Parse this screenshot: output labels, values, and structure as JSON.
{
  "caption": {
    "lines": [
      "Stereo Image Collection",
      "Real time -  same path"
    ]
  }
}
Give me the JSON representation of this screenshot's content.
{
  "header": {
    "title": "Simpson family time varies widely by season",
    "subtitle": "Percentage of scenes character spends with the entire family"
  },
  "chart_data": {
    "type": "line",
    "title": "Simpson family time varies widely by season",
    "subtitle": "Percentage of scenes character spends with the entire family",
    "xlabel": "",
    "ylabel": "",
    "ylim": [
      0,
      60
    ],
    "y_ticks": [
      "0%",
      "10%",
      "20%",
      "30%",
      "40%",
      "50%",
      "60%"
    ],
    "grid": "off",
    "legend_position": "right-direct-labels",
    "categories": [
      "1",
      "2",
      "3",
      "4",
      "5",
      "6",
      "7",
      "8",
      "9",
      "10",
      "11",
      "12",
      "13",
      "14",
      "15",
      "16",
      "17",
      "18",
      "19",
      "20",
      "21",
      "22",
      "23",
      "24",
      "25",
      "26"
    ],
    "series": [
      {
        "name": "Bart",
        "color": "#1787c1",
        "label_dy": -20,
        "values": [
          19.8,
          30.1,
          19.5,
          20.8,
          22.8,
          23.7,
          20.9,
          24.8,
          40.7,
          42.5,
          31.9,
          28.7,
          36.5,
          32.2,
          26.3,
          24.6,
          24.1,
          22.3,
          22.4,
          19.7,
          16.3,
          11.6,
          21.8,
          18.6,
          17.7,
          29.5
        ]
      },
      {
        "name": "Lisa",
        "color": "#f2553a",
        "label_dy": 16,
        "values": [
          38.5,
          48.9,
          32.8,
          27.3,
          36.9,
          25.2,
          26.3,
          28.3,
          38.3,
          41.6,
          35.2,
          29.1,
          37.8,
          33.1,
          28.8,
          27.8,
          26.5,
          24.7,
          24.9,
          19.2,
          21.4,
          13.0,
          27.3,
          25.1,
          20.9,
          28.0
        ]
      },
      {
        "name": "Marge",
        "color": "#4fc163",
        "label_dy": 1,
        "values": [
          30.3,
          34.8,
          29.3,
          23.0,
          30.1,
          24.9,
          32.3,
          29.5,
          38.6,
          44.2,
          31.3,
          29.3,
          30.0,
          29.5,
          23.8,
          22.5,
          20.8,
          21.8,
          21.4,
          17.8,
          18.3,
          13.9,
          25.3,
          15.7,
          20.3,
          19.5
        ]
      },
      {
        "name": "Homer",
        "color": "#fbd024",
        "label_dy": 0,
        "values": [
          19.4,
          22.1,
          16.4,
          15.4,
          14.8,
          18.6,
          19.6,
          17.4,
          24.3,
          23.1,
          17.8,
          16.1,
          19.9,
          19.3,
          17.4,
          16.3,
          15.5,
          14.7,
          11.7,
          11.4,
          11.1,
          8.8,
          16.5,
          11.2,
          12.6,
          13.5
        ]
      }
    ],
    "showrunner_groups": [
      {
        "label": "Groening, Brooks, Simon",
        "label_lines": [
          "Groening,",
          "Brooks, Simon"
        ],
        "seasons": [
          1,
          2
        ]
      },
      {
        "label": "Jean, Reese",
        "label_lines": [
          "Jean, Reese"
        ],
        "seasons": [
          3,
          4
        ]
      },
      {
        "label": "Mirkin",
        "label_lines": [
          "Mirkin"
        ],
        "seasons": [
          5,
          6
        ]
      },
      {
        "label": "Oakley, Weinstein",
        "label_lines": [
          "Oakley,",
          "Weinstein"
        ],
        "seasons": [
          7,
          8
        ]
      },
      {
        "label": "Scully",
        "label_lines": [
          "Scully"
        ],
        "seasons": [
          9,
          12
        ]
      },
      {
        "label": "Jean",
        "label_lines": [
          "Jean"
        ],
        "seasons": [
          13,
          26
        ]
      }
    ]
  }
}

----

→ **GOAL**
Restate all of the entries exactly, please.

→ **SOLUTION**
Parse this screenshot: output labels, values, and structure as JSON.
{
  "caption": {
    "lines": [
      "Stereo Image Collection",
      "Real time -  same path"
    ]
  }
}
Give me the JSON representation of this screenshot's content.
{
  "header": {
    "title": "Simpson family time varies widely by season",
    "subtitle": "Percentage of scenes character spends with the entire family"
  },
  "chart_data": {
    "type": "line",
    "title": "Simpson family time varies widely by season",
    "subtitle": "Percentage of scenes character spends with the entire family",
    "xlabel": "",
    "ylabel": "",
    "ylim": [
      0,
      60
    ],
    "y_ticks": [
      "0%",
      "10%",
      "20%",
      "30%",
      "40%",
      "50%",
      "60%"
    ],
    "grid": "off",
    "legend_position": "right-direct-labels",
    "categories": [
      "1",
      "2",
      "3",
      "4",
      "5",
      "6",
      "7",
      "8",
      "9",
      "10",
      "11",
      "12",
      "13",
      "14",
      "15",
      "16",
      "17",
      "18",
      "19",
      "20",
      "21",
      "22",
      "23",
      "24",
      "25",
      "26"
    ],
    "series": [
      {
        "name": "Bart",
        "color": "#1787c1",
        "label_dy": -20,
        "values": [
          19.8,
          30.1,
          19.5,
          20.8,
          22.8,
          23.7,
          20.9,
          24.8,
          40.7,
          42.5,
          31.9,
          28.7,
          36.5,
          32.2,
          26.3,
          24.6,
          24.1,
          22.3,
          22.4,
          19.7,
          16.3,
          11.6,
          21.8,
          18.6,
          17.7,
          29.5
        ]
      },
      {
        "name": "Lisa",
        "color": "#f2553a",
        "label_dy": 16,
        "values": [
          38.5,
          48.9,
          32.8,
          27.3,
          36.9,
          25.2,
          26.3,
          28.3,
          38.3,
          41.6,
          35.2,
          29.1,
          37.8,
          33.1,
          28.8,
          27.8,
          26.5,
          24.7,
          24.9,
          19.2,
          21.4,
          13.0,
          27.3,
          25.1,
          20.9,
          28.0
        ]
      },
      {
        "name": "Marge",
        "color": "#4fc163",
        "label_dy": 1,
        "values": [
          30.3,
          34.8,
          29.3,
          23.0,
          30.1,
          24.9,
          32.3,
          29.5,
          38.6,
          44.2,
          31.3,
          29.3,
          30.0,
          29.5,
          23.8,
          22.5,
          20.8,
          21.8,
          21.4,
          17.8,
          18.3,
          13.9,
          25.3,
          15.7,
          20.3,
          19.5
        ]
      },
      {
        "name": "Homer",
        "color": "#fbd024",
        "label_dy": 0,
        "values": [
          19.4,
          22.1,
          16.4,
          15.4,
          14.8,
          18.6,
          19.6,
          17.4,
          24.3,
          23.1,
          17.8,
          16.1,
          19.9,
          19.3,
          17.4,
          16.3,
          15.5,
          14.7,
          11.7,
          11.4,
          11.1,
          8.8,
          16.5,
          11.2,
          12.6,
          13.5
        ]
      }
    ],
    "showrunner_groups": [
      {
        "label": "Groening, Brooks, Simon",
        "label_lines": [
          "Groening,",
          "Brooks, Simon"
        ],
        "seasons": [
          1,
          2
        ]
      },
      {
        "label": "Jean, Reese",
        "label_lines": [
          "Jean, Reese"
        ],
        "seasons": [
          3,
          4
        ]
      },
      {
        "label": "Mirkin",
        "label_lines": [
          "Mirkin"
        ],
        "seasons": [
          5,
          6
        ]
      },
      {
        "label": "Oakley, Weinstein",
        "label_lines": [
          "Oakley,",
          "Weinstein"
        ],
        "seasons": [
          7,
          8
        ]
      },
      {
        "label": "Scully",
        "label_lines": [
          "Scully"
        ],
        "seasons": [
          9,
          12
        ]
      },
      {
        "label": "Jean",
        "label_lines": [
          "Jean"
        ],
        "seasons": [
          13,
          26
        ]
      }
    ]
  }
}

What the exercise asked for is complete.